■ **TASK GOAL**
Go through the entries below and collect each line with the string "Shamed" in it.

■ **EXERCISE MATERIAL**
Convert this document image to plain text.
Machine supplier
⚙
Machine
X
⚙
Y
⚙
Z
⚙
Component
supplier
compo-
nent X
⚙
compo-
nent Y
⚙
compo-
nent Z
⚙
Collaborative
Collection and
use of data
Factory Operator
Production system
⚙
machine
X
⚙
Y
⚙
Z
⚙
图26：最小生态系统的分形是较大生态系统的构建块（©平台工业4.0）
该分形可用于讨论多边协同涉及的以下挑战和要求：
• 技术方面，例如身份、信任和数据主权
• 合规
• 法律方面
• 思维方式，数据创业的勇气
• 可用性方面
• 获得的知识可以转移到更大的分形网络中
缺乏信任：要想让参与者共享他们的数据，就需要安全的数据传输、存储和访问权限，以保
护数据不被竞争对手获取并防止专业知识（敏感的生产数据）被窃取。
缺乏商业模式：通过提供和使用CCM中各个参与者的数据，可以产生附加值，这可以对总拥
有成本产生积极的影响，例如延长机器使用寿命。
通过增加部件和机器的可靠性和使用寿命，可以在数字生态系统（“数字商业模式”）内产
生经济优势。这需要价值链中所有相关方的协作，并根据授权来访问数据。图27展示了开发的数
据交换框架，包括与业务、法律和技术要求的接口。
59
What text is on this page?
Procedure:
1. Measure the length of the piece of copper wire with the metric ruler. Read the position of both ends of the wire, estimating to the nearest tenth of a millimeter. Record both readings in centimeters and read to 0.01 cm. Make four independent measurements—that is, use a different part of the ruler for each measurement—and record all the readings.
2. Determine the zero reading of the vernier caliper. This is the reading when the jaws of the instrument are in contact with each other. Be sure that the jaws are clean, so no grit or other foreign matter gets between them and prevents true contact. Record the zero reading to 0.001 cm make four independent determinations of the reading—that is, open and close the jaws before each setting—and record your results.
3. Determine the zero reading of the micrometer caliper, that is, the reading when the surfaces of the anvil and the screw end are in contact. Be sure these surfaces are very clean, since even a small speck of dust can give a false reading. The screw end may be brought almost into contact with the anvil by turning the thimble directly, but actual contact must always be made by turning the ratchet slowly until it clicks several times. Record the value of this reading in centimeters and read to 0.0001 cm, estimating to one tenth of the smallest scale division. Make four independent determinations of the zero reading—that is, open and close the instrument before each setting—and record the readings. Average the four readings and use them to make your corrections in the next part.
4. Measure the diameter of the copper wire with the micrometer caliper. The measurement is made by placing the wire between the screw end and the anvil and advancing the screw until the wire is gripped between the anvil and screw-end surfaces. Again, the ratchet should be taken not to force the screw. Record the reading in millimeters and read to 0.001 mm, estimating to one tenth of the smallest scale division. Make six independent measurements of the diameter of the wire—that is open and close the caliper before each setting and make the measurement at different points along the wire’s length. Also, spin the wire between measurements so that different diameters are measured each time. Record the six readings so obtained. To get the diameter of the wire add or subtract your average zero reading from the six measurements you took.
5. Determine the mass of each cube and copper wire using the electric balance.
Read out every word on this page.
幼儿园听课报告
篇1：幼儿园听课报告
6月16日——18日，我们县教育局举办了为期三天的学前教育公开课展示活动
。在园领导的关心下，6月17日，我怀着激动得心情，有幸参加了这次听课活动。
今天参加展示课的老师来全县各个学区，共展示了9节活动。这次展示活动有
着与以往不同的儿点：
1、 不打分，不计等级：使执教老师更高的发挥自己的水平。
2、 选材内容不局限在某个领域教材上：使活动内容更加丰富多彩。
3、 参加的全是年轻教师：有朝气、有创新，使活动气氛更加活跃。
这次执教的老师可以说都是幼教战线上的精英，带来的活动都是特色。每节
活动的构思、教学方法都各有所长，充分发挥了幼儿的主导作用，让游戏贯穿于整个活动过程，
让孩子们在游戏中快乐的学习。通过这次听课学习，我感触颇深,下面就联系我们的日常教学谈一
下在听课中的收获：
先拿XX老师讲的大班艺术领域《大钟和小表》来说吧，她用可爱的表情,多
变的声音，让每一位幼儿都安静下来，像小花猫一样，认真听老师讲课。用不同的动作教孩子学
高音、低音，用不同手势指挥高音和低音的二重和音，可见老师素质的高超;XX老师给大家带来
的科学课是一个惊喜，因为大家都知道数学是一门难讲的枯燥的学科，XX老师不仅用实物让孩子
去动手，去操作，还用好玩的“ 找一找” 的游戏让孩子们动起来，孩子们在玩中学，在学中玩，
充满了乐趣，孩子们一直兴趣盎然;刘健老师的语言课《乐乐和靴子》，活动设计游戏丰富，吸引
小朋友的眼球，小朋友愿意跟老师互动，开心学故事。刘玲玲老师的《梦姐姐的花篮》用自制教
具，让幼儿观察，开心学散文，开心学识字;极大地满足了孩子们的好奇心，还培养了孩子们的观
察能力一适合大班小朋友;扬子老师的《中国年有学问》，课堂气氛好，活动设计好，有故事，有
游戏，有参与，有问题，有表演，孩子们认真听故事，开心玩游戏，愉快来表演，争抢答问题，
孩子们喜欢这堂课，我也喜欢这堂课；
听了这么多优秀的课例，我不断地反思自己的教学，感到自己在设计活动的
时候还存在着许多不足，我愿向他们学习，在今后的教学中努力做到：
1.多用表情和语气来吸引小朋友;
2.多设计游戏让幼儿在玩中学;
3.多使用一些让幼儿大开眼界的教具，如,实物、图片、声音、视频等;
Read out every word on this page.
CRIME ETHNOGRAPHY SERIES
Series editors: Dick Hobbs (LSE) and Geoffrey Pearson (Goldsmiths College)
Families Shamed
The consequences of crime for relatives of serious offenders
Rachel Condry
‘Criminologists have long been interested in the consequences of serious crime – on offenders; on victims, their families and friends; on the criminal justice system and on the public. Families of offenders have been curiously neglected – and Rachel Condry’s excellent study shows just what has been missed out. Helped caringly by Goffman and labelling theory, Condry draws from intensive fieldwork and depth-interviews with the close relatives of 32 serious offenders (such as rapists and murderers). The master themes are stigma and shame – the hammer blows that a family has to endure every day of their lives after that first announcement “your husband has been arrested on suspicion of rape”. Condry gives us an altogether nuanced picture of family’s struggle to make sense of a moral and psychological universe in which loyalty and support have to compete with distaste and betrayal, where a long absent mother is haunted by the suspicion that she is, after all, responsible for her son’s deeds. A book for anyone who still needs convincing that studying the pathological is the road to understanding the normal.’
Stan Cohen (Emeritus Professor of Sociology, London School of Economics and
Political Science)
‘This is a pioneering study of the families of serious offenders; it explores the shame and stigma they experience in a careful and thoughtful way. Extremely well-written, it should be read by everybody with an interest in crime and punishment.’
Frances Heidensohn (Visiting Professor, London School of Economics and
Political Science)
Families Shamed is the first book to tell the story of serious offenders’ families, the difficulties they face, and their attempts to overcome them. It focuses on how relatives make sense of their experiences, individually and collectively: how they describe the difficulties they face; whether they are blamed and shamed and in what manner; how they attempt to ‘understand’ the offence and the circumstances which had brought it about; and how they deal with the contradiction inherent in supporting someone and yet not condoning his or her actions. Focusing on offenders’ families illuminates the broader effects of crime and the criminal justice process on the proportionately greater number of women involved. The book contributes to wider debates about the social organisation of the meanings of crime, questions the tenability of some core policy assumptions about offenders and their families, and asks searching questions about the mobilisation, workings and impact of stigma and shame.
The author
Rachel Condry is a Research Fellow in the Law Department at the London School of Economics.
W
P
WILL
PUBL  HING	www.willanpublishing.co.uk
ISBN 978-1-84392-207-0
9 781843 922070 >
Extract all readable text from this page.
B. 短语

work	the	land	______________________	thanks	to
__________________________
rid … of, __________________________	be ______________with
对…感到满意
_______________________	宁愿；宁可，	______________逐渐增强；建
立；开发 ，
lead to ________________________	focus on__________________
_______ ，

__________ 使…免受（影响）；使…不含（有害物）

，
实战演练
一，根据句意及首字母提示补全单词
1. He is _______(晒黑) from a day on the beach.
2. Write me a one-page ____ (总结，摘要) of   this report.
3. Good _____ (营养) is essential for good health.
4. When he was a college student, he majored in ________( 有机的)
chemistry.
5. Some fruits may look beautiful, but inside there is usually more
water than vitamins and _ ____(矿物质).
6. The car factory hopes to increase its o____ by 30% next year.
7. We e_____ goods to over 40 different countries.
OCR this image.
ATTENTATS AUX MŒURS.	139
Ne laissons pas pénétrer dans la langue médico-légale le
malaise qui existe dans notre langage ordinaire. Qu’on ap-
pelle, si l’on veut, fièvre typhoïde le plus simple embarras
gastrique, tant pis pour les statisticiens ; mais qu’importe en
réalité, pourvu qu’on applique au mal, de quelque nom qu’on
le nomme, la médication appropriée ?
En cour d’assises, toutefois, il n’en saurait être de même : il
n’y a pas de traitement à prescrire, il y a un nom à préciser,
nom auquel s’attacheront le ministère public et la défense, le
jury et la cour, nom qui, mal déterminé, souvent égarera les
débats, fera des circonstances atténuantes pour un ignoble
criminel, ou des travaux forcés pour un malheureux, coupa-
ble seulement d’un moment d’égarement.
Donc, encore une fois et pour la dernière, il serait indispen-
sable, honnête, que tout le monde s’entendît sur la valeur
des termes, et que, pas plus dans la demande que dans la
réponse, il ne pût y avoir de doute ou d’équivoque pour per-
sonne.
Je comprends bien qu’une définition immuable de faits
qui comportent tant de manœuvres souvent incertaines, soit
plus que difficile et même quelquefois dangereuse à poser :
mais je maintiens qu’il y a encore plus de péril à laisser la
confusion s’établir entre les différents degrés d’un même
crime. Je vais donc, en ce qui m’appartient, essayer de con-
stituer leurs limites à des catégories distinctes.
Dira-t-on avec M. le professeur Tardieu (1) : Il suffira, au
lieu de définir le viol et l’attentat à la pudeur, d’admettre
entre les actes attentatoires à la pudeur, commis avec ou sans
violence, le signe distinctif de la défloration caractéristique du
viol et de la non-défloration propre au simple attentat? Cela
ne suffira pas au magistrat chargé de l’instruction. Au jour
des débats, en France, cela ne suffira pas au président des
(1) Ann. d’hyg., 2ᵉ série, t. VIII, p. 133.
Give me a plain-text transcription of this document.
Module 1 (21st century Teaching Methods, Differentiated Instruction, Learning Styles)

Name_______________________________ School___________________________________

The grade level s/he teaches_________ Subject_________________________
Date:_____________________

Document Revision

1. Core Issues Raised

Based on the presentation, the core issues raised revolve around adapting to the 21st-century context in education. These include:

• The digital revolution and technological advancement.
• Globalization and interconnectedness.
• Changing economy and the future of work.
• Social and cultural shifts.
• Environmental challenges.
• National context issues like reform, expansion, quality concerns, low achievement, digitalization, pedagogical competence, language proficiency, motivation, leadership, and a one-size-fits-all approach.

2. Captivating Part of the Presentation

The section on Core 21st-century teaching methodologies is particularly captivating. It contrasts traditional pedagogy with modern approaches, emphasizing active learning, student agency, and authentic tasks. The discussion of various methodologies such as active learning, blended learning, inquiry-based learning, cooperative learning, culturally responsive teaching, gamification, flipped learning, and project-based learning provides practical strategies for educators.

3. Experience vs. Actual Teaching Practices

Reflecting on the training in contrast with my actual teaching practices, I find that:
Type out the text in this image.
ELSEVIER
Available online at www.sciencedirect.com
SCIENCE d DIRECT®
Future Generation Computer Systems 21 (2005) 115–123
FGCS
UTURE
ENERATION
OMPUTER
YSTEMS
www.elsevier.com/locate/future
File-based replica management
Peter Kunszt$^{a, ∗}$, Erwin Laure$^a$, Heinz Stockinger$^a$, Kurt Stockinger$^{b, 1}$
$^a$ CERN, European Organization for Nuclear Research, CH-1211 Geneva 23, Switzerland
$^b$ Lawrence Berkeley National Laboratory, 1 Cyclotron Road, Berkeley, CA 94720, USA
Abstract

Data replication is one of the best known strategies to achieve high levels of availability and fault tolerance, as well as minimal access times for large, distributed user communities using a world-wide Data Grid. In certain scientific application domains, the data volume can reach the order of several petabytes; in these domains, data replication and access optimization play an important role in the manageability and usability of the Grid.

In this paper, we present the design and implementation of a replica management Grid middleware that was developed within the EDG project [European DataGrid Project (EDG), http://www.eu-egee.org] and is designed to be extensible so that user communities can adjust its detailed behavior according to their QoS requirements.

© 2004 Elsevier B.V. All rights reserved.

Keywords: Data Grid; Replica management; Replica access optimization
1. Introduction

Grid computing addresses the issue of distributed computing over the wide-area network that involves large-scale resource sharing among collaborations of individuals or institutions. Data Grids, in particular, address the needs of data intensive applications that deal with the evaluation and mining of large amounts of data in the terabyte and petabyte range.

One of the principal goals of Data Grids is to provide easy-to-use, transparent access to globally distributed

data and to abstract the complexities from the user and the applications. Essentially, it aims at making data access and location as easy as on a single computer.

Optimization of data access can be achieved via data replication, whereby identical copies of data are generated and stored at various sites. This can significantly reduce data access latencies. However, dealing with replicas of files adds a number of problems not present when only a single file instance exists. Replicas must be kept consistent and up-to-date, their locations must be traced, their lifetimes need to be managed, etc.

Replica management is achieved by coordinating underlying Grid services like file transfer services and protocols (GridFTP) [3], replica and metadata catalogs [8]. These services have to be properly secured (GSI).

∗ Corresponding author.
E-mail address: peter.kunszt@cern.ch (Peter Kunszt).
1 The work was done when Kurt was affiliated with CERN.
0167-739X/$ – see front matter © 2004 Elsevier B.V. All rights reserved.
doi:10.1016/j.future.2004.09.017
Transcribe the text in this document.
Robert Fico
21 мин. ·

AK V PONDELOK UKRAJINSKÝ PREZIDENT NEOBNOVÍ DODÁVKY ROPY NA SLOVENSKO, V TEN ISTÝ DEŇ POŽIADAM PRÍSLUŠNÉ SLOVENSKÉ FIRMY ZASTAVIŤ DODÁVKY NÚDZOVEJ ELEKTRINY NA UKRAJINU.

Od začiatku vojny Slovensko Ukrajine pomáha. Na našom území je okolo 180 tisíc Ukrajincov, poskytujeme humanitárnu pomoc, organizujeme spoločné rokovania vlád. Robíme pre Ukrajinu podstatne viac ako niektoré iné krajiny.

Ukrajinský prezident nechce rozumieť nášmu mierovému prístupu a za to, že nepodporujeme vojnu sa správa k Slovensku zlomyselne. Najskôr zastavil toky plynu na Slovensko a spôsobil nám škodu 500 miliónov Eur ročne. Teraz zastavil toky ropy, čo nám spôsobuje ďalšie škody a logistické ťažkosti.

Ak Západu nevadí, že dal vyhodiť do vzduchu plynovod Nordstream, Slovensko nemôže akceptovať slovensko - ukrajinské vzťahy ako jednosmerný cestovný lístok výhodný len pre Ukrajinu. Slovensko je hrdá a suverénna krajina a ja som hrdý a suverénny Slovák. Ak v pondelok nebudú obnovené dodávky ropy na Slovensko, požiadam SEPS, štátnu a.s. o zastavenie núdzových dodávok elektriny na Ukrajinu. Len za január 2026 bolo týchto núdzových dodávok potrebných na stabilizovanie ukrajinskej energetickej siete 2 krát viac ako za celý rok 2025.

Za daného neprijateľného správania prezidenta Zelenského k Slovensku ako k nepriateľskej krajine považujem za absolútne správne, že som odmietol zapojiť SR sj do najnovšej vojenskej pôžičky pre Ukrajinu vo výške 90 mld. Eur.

■ **RESPONSE TO THE EXERCISE**
Families Shamed
Families Shamed is the first book to tell the story of serious offenders’ families, the difficulties they face, and their attempts to overcome them. It focuses on how relatives make sense of their experiences, individually and collectively: how they describe the difficulties they face; whether they are blamed and shamed and in what manner; how they attempt to ‘understand’ the offence and the circumstances which had brought it about; and how they deal with the contradiction inherent in supporting someone and yet not condoning his or her actions. Focusing on offenders’ families illuminates the broader effects of crime and the criminal justice process on the proportionately greater number of women involved. The book contributes to wider debates about the social organisation of the meanings of crime, questions the tenability of some core policy assumptions about offenders and their families, and asks searching questions about the mobilisation, workings and impact of stigma and shame.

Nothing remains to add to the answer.